** START RECORDS PROVIDED **
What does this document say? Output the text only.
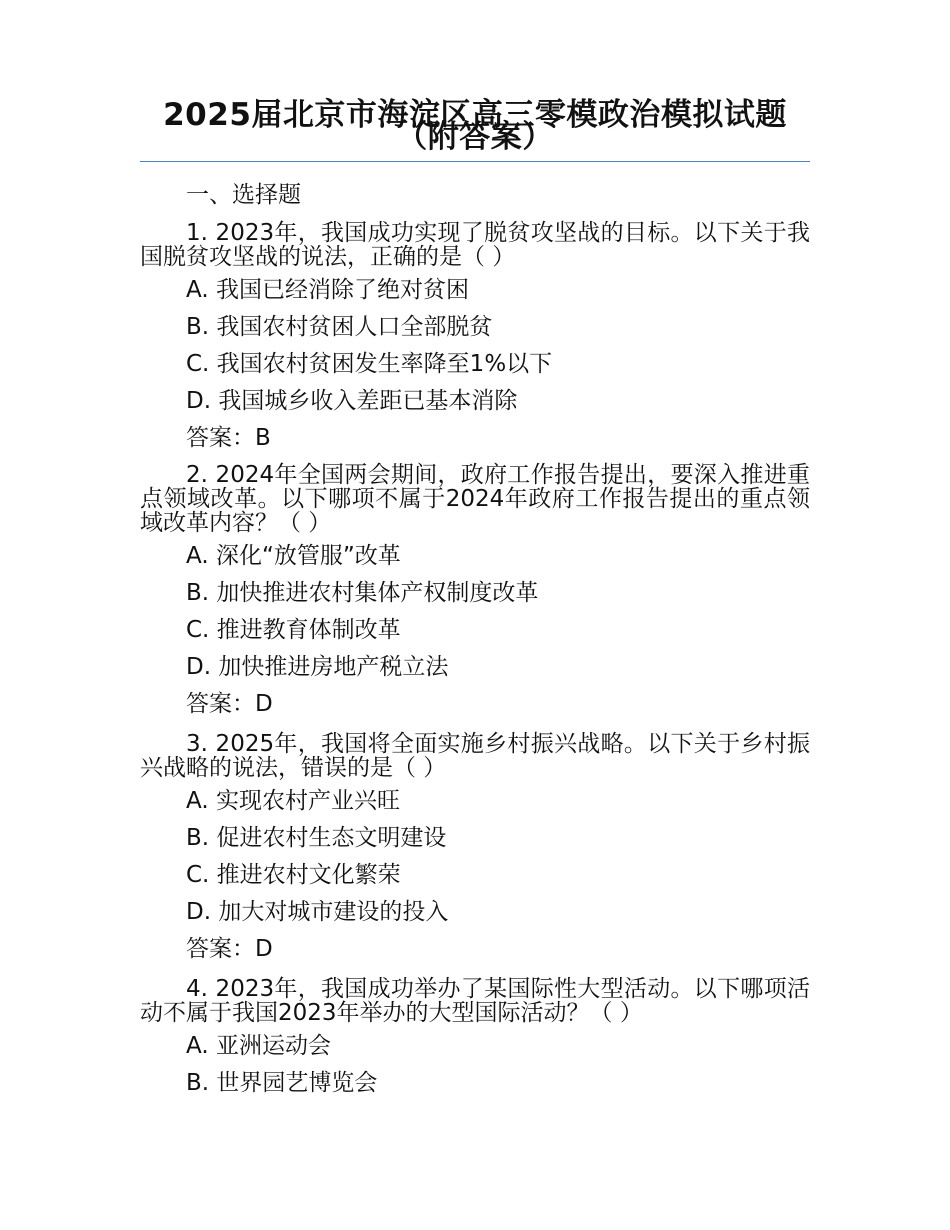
2025届北京市海淀区高三零模政治模拟试题（附答案）
一、选择题

1. 2023年，我国成功实现了脱贫攻坚战的目标。以下关于我国脱贫攻坚战的说法，正确的是（ ）

A. 我国已经消除了绝对贫困
B. 我国农村贫困人口全部脱贫
C. 我国农村贫困发生率降至1%以下
D. 我国城乡收入差距已基本消除
答案：B

2. 2024年全国两会期间，政府工作报告提出，要深入推进重点领域改革。以下哪项不属于2024年政府工作报告提出的重点领域改革内容？（ ）

A. 深化“放管服”改革
B. 加快推进农村集体产权制度改革
C. 推进教育体制改革
D. 加快推进房地产税立法
答案：D

3. 2025年，我国将全面实施乡村振兴战略。以下关于乡村振兴战略的说法，错误的是（ ）

A. 实现农村产业兴旺
B. 促进农村生态文明建设
C. 推进农村文化繁荣
D. 加大对城市建设的投入
答案：D

4. 2023年，我国成功举办了某国际性大型活动。以下哪项活动不属于我国2023年举办的大型国际活动？（ ）

A. 亚洲运动会
B. 世界园艺博览会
** END RECORDS PROVIDED **
WHAT YOU SHOULD DO
Leave the pictures out, and print every line of the listing exactly as written.

CORRECT RESULT
What does this document say? Output the text only.
2025届北京市海淀区高三零模政治模拟试题（附答案）
一、选择题

1. 2023年，我国成功实现了脱贫攻坚战的目标。以下关于我国脱贫攻坚战的说法，正确的是（ ）

A. 我国已经消除了绝对贫困
B. 我国农村贫困人口全部脱贫
C. 我国农村贫困发生率降至1%以下
D. 我国城乡收入差距已基本消除
答案：B

2. 2024年全国两会期间，政府工作报告提出，要深入推进重点领域改革。以下哪项不属于2024年政府工作报告提出的重点领域改革内容？（ ）

A. 深化“放管服”改革
B. 加快推进农村集体产权制度改革
C. 推进教育体制改革
D. 加快推进房地产税立法
答案：D

3. 2025年，我国将全面实施乡村振兴战略。以下关于乡村振兴战略的说法，错误的是（ ）

A. 实现农村产业兴旺
B. 促进农村生态文明建设
C. 推进农村文化繁荣
D. 加大对城市建设的投入
答案：D

4. 2023年，我国成功举办了某国际性大型活动。以下哪项活动不属于我国2023年举办的大型国际活动？（ ）

A. 亚洲运动会
B. 世界园艺博览会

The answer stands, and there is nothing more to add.